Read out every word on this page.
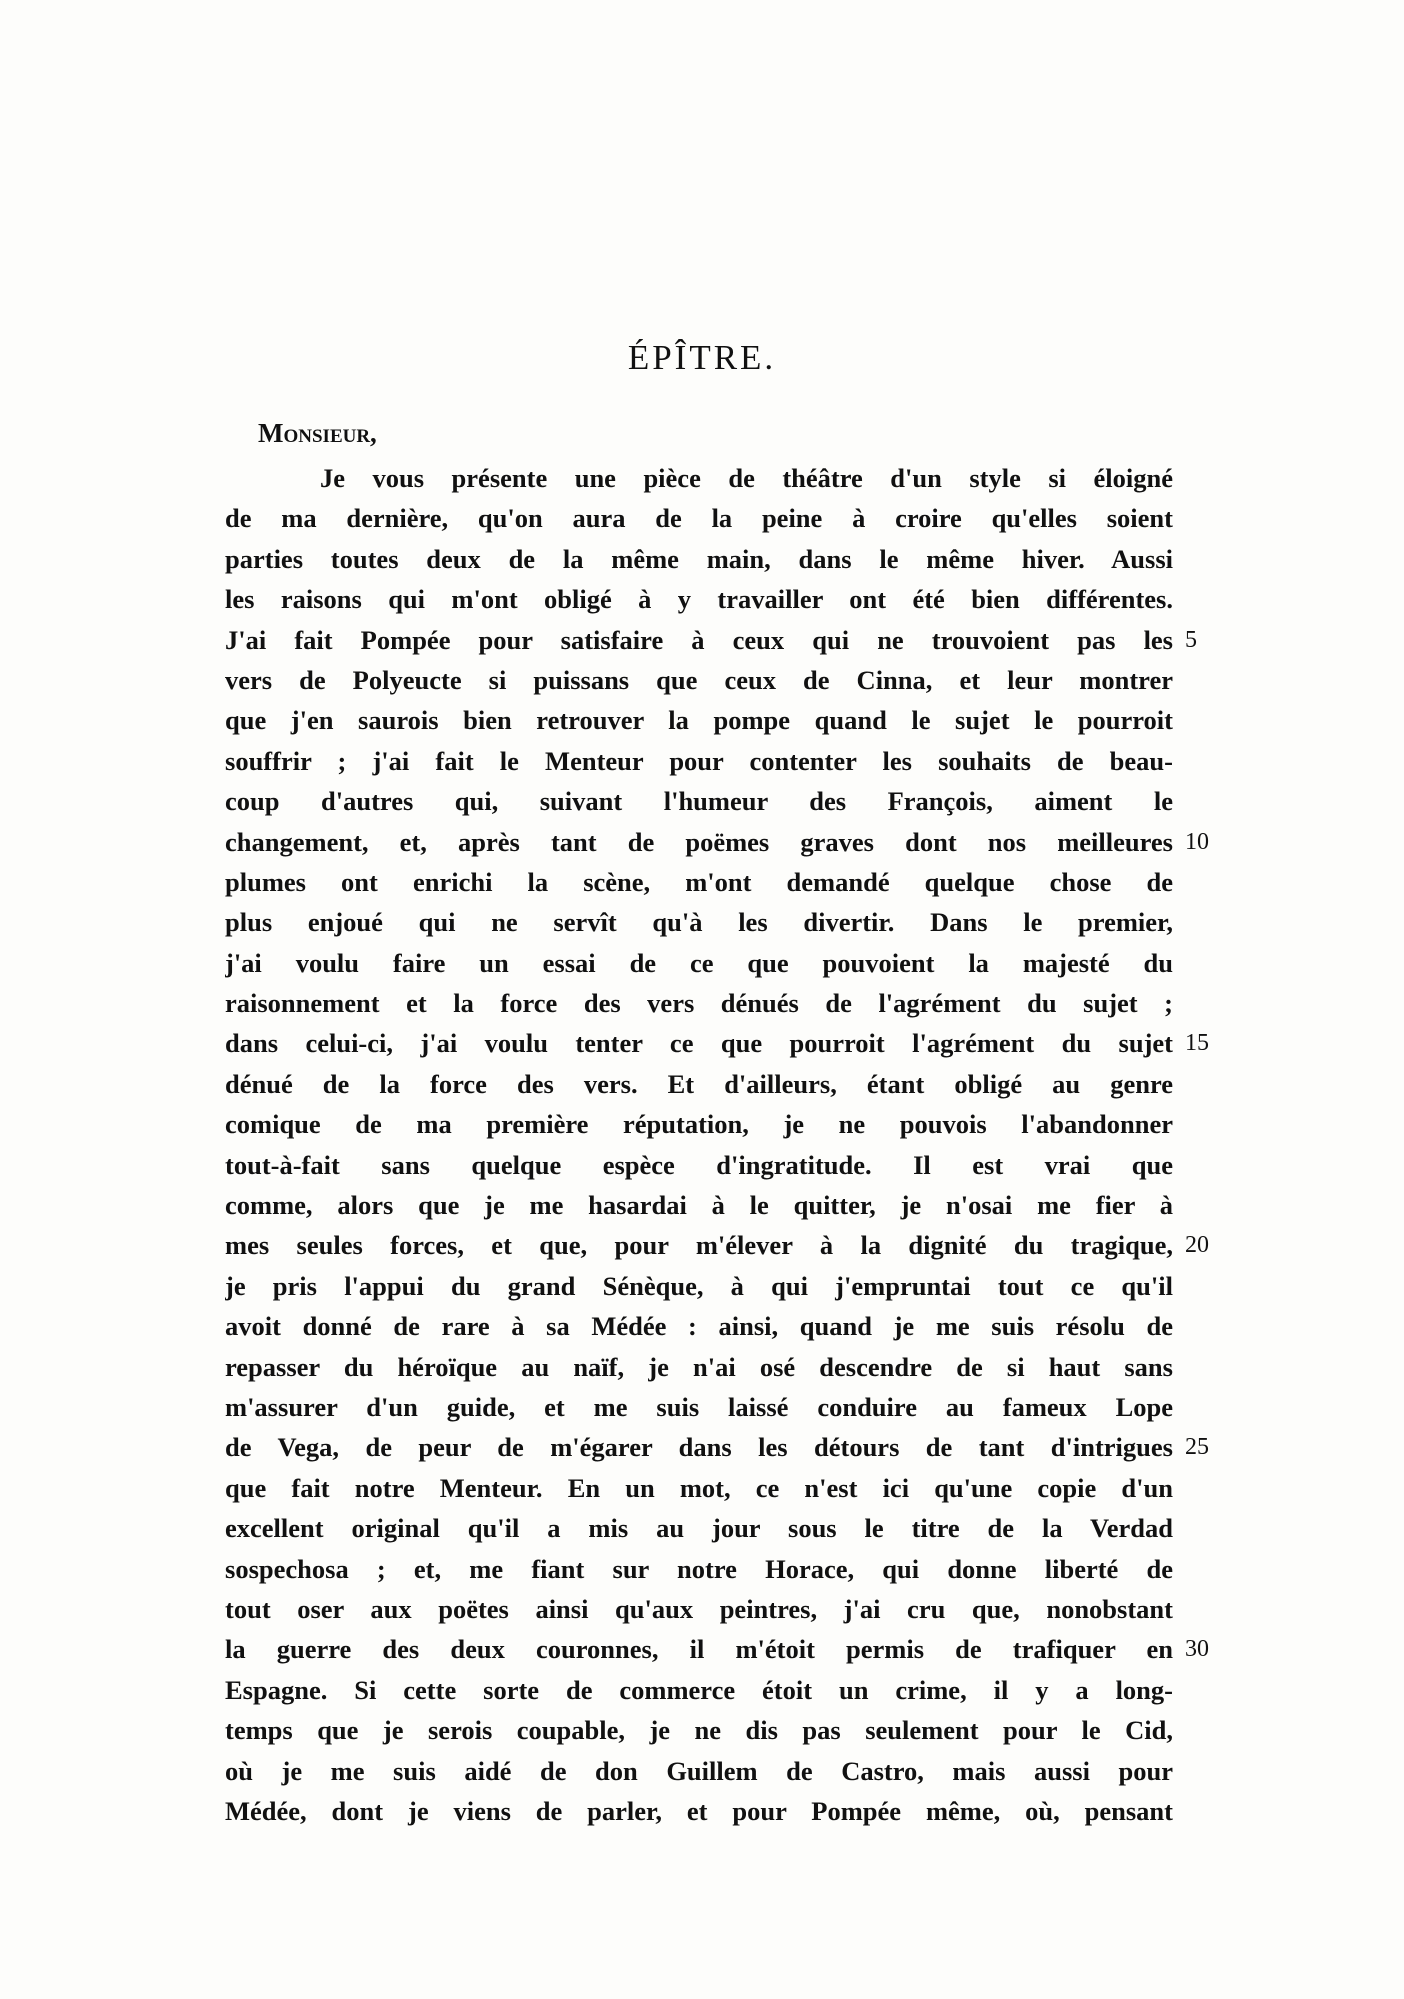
ÉPÎTRE.
Monsieur,
Je vous présente une pièce de théâtre d'un style si éloigné
de ma dernière, qu'on aura de la peine à croire qu'elles soient
parties toutes deux de la même main, dans le même hiver. Aussi
les raisons qui m'ont obligé à y travailler ont été bien différentes.
J'ai fait Pompée pour satisfaire à ceux qui ne trouvoient pas les 5
vers de Polyeucte si puissans que ceux de Cinna, et leur montrer
que j'en saurois bien retrouver la pompe quand le sujet le pourroit
souffrir ; j'ai fait le Menteur pour contenter les souhaits de beau-
coup d'autres qui, suivant l'humeur des François, aiment le
changement, et, après tant de poëmes graves dont nos meilleures 10
plumes ont enrichi la scène, m'ont demandé quelque chose de
plus enjoué qui ne servît qu'à les divertir. Dans le premier,
j'ai voulu faire un essai de ce que pouvoient la majesté du
raisonnement et la force des vers dénués de l'agrément du sujet ;
dans celui-ci, j'ai voulu tenter ce que pourroit l'agrément du sujet 15
dénué de la force des vers. Et d'ailleurs, étant obligé au genre
comique de ma première réputation, je ne pouvois l'abandonner
tout-à-fait sans quelque espèce d'ingratitude. Il est vrai que
comme, alors que je me hasardai à le quitter, je n'osai me fier à
mes seules forces, et que, pour m'élever à la dignité du tragique, 20
je pris l'appui du grand Sénèque, à qui j'empruntai tout ce qu'il
avoit donné de rare à sa Médée : ainsi, quand je me suis résolu de
repasser du héroïque au naïf, je n'ai osé descendre de si haut sans
m'assurer d'un guide, et me suis laissé conduire au fameux Lope
de Vega, de peur de m'égarer dans les détours de tant d'intrigues 25
que fait notre Menteur. En un mot, ce n'est ici qu'une copie d'un
excellent original qu'il a mis au jour sous le titre de la Verdad
sospechosa ; et, me fiant sur notre Horace, qui donne liberté de
tout oser aux poëtes ainsi qu'aux peintres, j'ai cru que, nonobstant
la guerre des deux couronnes, il m'étoit permis de trafiquer en 30
Espagne. Si cette sorte de commerce étoit un crime, il y a long-
temps que je serois coupable, je ne dis pas seulement pour le Cid,
où je me suis aidé de don Guillem de Castro, mais aussi pour
Médée, dont je viens de parler, et pour Pompée même, où, pensant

-=-=-

WORK INSTRUCTIONS -
State the number of lines in the data that include the string "Menteur", and add nothing else.

EXERCISE RESPONSE -
2